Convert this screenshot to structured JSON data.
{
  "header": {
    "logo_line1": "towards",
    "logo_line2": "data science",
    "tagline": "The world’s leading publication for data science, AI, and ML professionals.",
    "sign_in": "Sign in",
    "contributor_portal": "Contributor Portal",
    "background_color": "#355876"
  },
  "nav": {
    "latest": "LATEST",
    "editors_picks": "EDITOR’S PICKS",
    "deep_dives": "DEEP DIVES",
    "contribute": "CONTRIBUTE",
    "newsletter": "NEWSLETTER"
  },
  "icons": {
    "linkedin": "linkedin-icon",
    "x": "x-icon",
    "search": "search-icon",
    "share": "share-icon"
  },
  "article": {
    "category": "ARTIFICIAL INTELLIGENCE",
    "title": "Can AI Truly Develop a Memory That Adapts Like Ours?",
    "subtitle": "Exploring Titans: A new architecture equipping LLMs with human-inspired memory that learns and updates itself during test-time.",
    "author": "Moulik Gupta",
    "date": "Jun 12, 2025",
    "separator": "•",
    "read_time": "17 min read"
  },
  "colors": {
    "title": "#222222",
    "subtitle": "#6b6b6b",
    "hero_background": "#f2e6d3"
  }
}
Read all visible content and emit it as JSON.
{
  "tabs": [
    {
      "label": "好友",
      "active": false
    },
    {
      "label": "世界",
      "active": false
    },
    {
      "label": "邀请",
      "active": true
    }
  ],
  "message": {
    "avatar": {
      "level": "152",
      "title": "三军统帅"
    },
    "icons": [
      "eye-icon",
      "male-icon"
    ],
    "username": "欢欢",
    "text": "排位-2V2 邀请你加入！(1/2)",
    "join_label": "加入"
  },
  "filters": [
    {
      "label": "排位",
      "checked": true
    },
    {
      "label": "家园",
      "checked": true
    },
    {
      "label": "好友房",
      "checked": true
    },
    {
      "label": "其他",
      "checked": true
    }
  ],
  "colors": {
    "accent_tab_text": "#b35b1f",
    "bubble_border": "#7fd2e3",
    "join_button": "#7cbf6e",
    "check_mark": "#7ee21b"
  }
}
──────────
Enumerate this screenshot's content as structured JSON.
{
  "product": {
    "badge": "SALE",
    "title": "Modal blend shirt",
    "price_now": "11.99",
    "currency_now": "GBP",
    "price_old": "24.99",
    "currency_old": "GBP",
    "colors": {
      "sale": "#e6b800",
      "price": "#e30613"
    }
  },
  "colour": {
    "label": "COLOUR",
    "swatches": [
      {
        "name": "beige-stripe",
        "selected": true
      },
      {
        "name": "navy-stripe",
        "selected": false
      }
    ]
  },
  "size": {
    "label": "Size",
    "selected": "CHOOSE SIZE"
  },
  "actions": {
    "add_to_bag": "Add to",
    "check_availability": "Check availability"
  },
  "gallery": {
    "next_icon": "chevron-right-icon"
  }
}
──────────
> **What the exercise asks**: Report only the number of lines that hold the string "screenshot" in this listing.

> **Output below**: 2